## [Exercise aim]
Repeat the material in full. Keep every line exactly as it is.

## [Input records]

########################################

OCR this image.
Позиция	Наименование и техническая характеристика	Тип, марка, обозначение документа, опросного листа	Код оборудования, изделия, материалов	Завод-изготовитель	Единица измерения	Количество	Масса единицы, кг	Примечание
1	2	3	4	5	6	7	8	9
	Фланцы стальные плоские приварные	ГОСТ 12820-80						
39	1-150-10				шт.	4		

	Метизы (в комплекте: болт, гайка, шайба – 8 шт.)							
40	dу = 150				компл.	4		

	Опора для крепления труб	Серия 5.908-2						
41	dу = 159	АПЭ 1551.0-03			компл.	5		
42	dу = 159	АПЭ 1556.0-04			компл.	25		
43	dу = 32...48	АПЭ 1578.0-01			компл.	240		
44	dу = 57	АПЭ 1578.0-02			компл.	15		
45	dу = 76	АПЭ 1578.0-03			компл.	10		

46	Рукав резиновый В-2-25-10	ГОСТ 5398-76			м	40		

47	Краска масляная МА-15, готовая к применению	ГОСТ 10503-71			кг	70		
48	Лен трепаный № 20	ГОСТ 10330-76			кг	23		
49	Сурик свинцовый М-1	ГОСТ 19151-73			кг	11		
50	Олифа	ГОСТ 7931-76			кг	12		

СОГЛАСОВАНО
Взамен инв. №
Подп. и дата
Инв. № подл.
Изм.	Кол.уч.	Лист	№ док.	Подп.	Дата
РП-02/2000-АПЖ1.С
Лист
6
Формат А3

########################################

## [Task result]
OCR this image.
Позиция	Наименование и техническая характеристика	Тип, марка, обозначение документа, опросного листа	Код оборудования, изделия, материалов	Завод-изготовитель	Единица измерения	Количество	Масса единицы, кг	Примечание
1	2	3	4	5	6	7	8	9
	Фланцы стальные плоские приварные	ГОСТ 12820-80						
39	1-150-10				шт.	4		

	Метизы (в комплекте: болт, гайка, шайба – 8 шт.)							
40	dу = 150				компл.	4		

	Опора для крепления труб	Серия 5.908-2						
41	dу = 159	АПЭ 1551.0-03			компл.	5		
42	dу = 159	АПЭ 1556.0-04			компл.	25		
43	dу = 32...48	АПЭ 1578.0-01			компл.	240		
44	dу = 57	АПЭ 1578.0-02			компл.	15		
45	dу = 76	АПЭ 1578.0-03			компл.	10		

46	Рукав резиновый В-2-25-10	ГОСТ 5398-76			м	40		

47	Краска масляная МА-15, готовая к применению	ГОСТ 10503-71			кг	70		
48	Лен трепаный № 20	ГОСТ 10330-76			кг	23		
49	Сурик свинцовый М-1	ГОСТ 19151-73			кг	11		
50	Олифа	ГОСТ 7931-76			кг	12		

СОГЛАСОВАНО
Взамен инв. №
Подп. и дата
Инв. № подл.
Изм.	Кол.уч.	Лист	№ док.	Подп.	Дата
РП-02/2000-АПЖ1.С
Лист
6
Формат А3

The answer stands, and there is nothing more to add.